## DO THIS
Repeat the material verbatim. Images are excluded from the copy.

## Excerpts from a figure dataset
● ● ● ● ● ● ●
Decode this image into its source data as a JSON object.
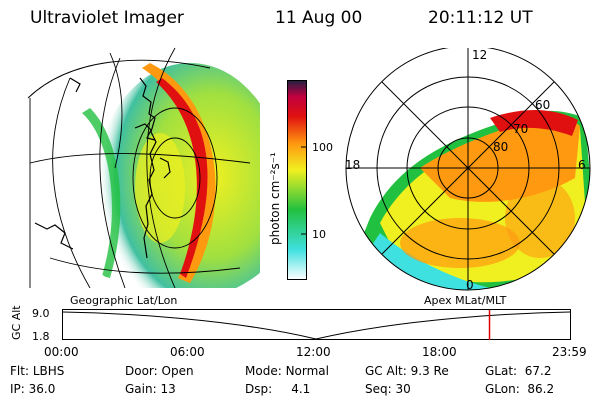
{
  "header": {
    "instrument": "Ultraviolet Imager",
    "date": "11 Aug 00",
    "time": "20:11:12 UT"
  },
  "colorbar": {
    "unit_label": "photon cm⁻²s⁻¹",
    "ticks": [
      "100",
      "10"
    ]
  },
  "polar_plot": {
    "mlt_labels": [
      "12",
      "18",
      "6",
      "0"
    ],
    "lat_labels": [
      "60",
      "70",
      "80"
    ]
  },
  "timeline": {
    "left_label": "Geographic Lat/Lon",
    "right_label": "Apex MLat/MLT",
    "axis_title": "GC Alt",
    "y_ticks": [
      "9.0",
      "1.8"
    ],
    "x_ticks": [
      "00:00",
      "06:00",
      "12:00",
      "18:00",
      "23:59"
    ],
    "marker_hours": 20.19,
    "marker_color": "#e00000"
  },
  "info": {
    "row1": [
      {
        "label": "Flt:",
        "value": "LBHS"
      },
      {
        "label": "Door:",
        "value": "Open"
      },
      {
        "label": "Mode:",
        "value": "Normal"
      },
      {
        "label": "GC Alt:",
        "value": "9.3 Re"
      },
      {
        "label": "GLat:",
        "value": "67.2"
      }
    ],
    "row2": [
      {
        "label": "IP:",
        "value": "36.0"
      },
      {
        "label": "Gain:",
        "value": "13"
      },
      {
        "label": "Dsp:",
        "value": "4.1"
      },
      {
        "label": "Seq:",
        "value": "30"
      },
      {
        "label": "GLon:",
        "value": "86.2"
      }
    ]
  },
  "colors": {
    "low": "#ffffff",
    "cyan": "#3fe0e0",
    "green": "#22c040",
    "yellow": "#f0f020",
    "orange": "#ff9a10",
    "red": "#e01010",
    "dark": "#202040"
  }
}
● ● ● ● ● ● ●
## IN RESPONSE
Decode this image into its source data as a JSON object.
{
  "header": {
    "instrument": "Ultraviolet Imager",
    "date": "11 Aug 00",
    "time": "20:11:12 UT"
  },
  "colorbar": {
    "unit_label": "photon cm⁻²s⁻¹",
    "ticks": [
      "100",
      "10"
    ]
  },
  "polar_plot": {
    "mlt_labels": [
      "12",
      "18",
      "6",
      "0"
    ],
    "lat_labels": [
      "60",
      "70",
      "80"
    ]
  },
  "timeline": {
    "left_label": "Geographic Lat/Lon",
    "right_label": "Apex MLat/MLT",
    "axis_title": "GC Alt",
    "y_ticks": [
      "9.0",
      "1.8"
    ],
    "x_ticks": [
      "00:00",
      "06:00",
      "12:00",
      "18:00",
      "23:59"
    ],
    "marker_hours": 20.19,
    "marker_color": "#e00000"
  },
  "info": {
    "row1": [
      {
        "label": "Flt:",
        "value": "LBHS"
      },
      {
        "label": "Door:",
        "value": "Open"
      },
      {
        "label": "Mode:",
        "value": "Normal"
      },
      {
        "label": "GC Alt:",
        "value": "9.3 Re"
      },
      {
        "label": "GLat:",
        "value": "67.2"
      }
    ],
    "row2": [
      {
        "label": "IP:",
        "value": "36.0"
      },
      {
        "label": "Gain:",
        "value": "13"
      },
      {
        "label": "Dsp:",
        "value": "4.1"
      },
      {
        "label": "Seq:",
        "value": "30"
      },
      {
        "label": "GLon:",
        "value": "86.2"
      }
    ]
  },
  "colors": {
    "low": "#ffffff",
    "cyan": "#3fe0e0",
    "green": "#22c040",
    "yellow": "#f0f020",
    "orange": "#ff9a10",
    "red": "#e01010",
    "dark": "#202040"
  }
}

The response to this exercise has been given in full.